-- Start of Supplied records --

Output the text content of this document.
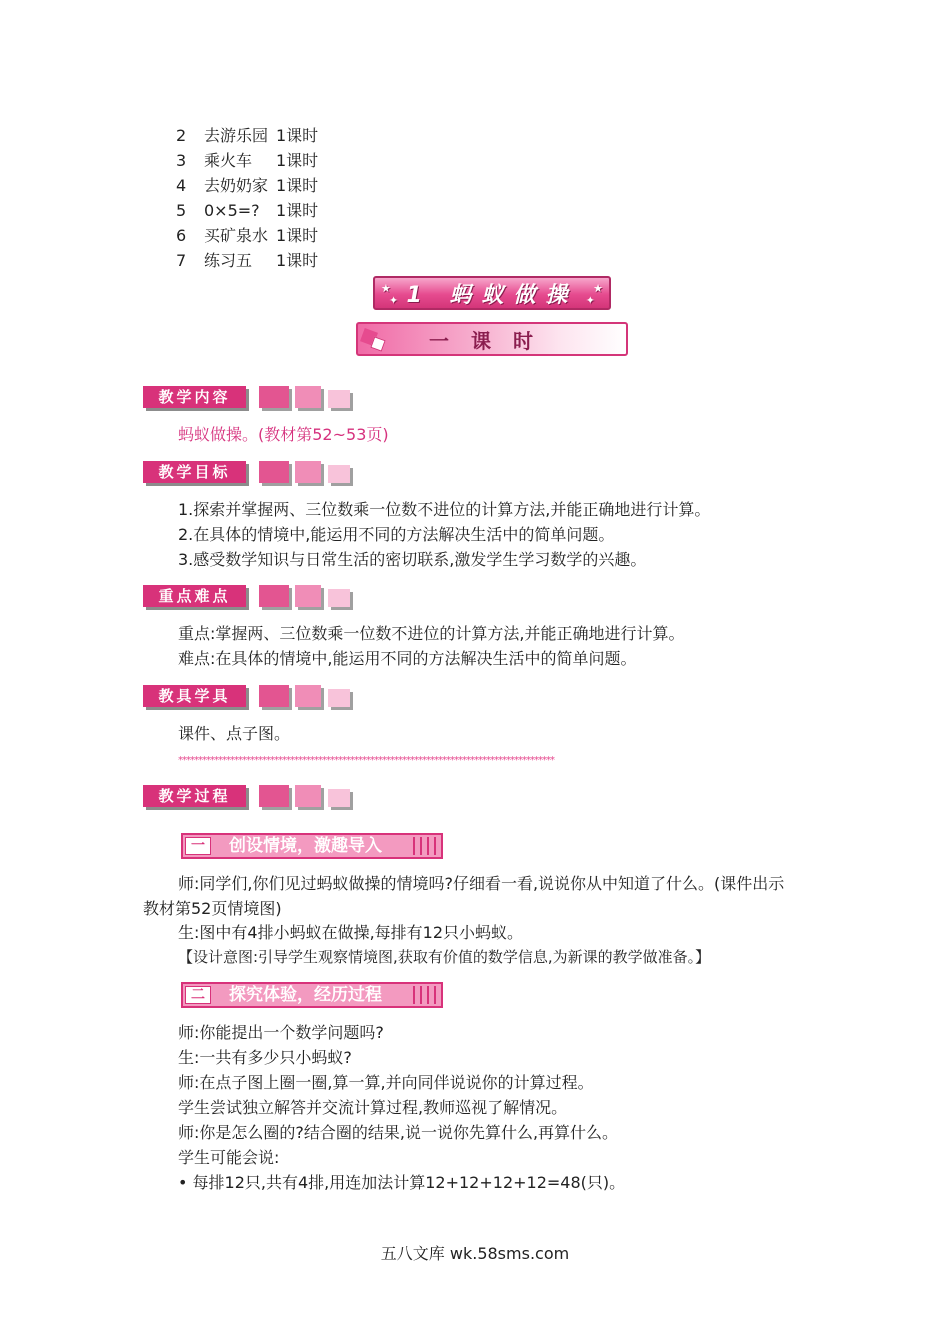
2 去游乐园 1课时
3 乘火车 1课时
4 去奶奶家 1课时
5 0×5=? 1课时
6 买矿泉水 1课时
7 练习五 1课时
★
✦
★
✦
1 蚂蚁做操
一课时
教学内容
蚂蚁做操。(教材第52~53页)
教学目标
1.探索并掌握两、三位数乘一位数不进位的计算方法,并能正确地进行计算。
2.在具体的情境中,能运用不同的方法解决生活中的简单问题。
3.感受数学知识与日常生活的密切联系,激发学生学习数学的兴趣。
重点难点
重点:掌握两、三位数乘一位数不进位的计算方法,并能正确地进行计算。
难点:在具体的情境中,能运用不同的方法解决生活中的简单问题。
教具学具
课件、点子图。
**********************************************************************************************
教学过程
一	创设情境，激趣导入
师:同学们,你们见过蚂蚁做操的情境吗?仔细看一看,说说你从中知道了什么。(课件出示
教材第52页情境图)
生:图中有4排小蚂蚁在做操,每排有12只小蚂蚁。
【设计意图:引导学生观察情境图,获取有价值的数学信息,为新课的教学做准备。】
二	探究体验，经历过程
师:你能提出一个数学问题吗?
生:一共有多少只小蚂蚁?
师:在点子图上圈一圈,算一算,并向同伴说说你的计算过程。
学生尝试独立解答并交流计算过程,教师巡视了解情况。
师:你是怎么圈的?结合圈的结果,说一说你先算什么,再算什么。
学生可能会说:
• 每排12只,共有4排,用连加法计算12+12+12+12=48(只)。
五八文库 wk.58sms.com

-- End of Supplied records --

**Your goal:**
Do not include images; quote all of the entries above exactly.

**Task result:**
Output the text content of this document.
2 去游乐园 1课时
3 乘火车 1课时
4 去奶奶家 1课时
5 0×5=? 1课时
6 买矿泉水 1课时
7 练习五 1课时
★
✦
★
✦
1 蚂蚁做操
一课时
教学内容
蚂蚁做操。(教材第52~53页)
教学目标
1.探索并掌握两、三位数乘一位数不进位的计算方法,并能正确地进行计算。
2.在具体的情境中,能运用不同的方法解决生活中的简单问题。
3.感受数学知识与日常生活的密切联系,激发学生学习数学的兴趣。
重点难点
重点:掌握两、三位数乘一位数不进位的计算方法,并能正确地进行计算。
难点:在具体的情境中,能运用不同的方法解决生活中的简单问题。
教具学具
课件、点子图。
**********************************************************************************************
教学过程
一	创设情境，激趣导入
师:同学们,你们见过蚂蚁做操的情境吗?仔细看一看,说说你从中知道了什么。(课件出示
教材第52页情境图)
生:图中有4排小蚂蚁在做操,每排有12只小蚂蚁。
【设计意图:引导学生观察情境图,获取有价值的数学信息,为新课的教学做准备。】
二	探究体验，经历过程
师:你能提出一个数学问题吗?
生:一共有多少只小蚂蚁?
师:在点子图上圈一圈,算一算,并向同伴说说你的计算过程。
学生尝试独立解答并交流计算过程,教师巡视了解情况。
师:你是怎么圈的?结合圈的结果,说一说你先算什么,再算什么。
学生可能会说:
• 每排12只,共有4排,用连加法计算12+12+12+12=48(只)。
五八文库 wk.58sms.com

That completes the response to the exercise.